> [Task requirements]:
The data below should be printed in full, exactly, and without any of its images.

> [Source records]:
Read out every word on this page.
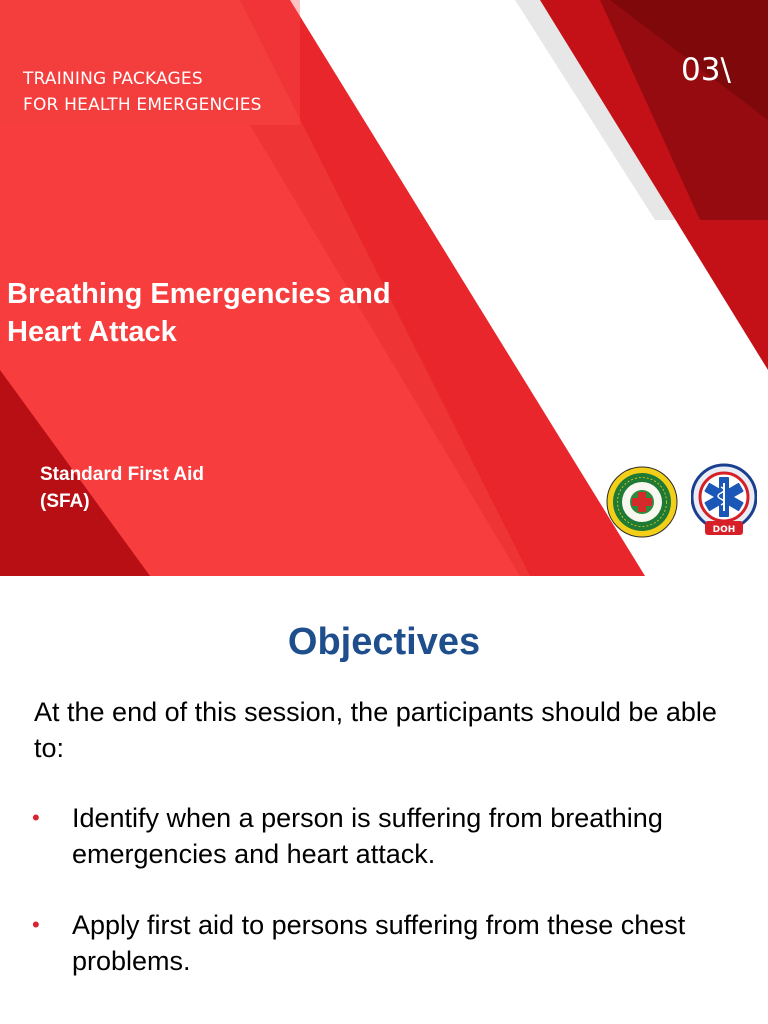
TRAINING PACKAGES
FOR HEALTH EMERGENCIES

03\

Breathing Emergencies and
Heart Attack

Standard First Aid
(SFA)

DOH
Objectives

At the end of this session, the participants should be able to:

• Identify when a person is suffering from breathing emergencies and heart attack.
• Apply first aid to persons suffering from these chest problems.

> [Task response]:
Read out every word on this page.
TRAINING PACKAGES
FOR HEALTH EMERGENCIES

03\

Breathing Emergencies and
Heart Attack

Standard First Aid
(SFA)

DOH
Objectives

At the end of this session, the participants should be able to:

• Identify when a person is suffering from breathing emergencies and heart attack.
• Apply first aid to persons suffering from these chest problems.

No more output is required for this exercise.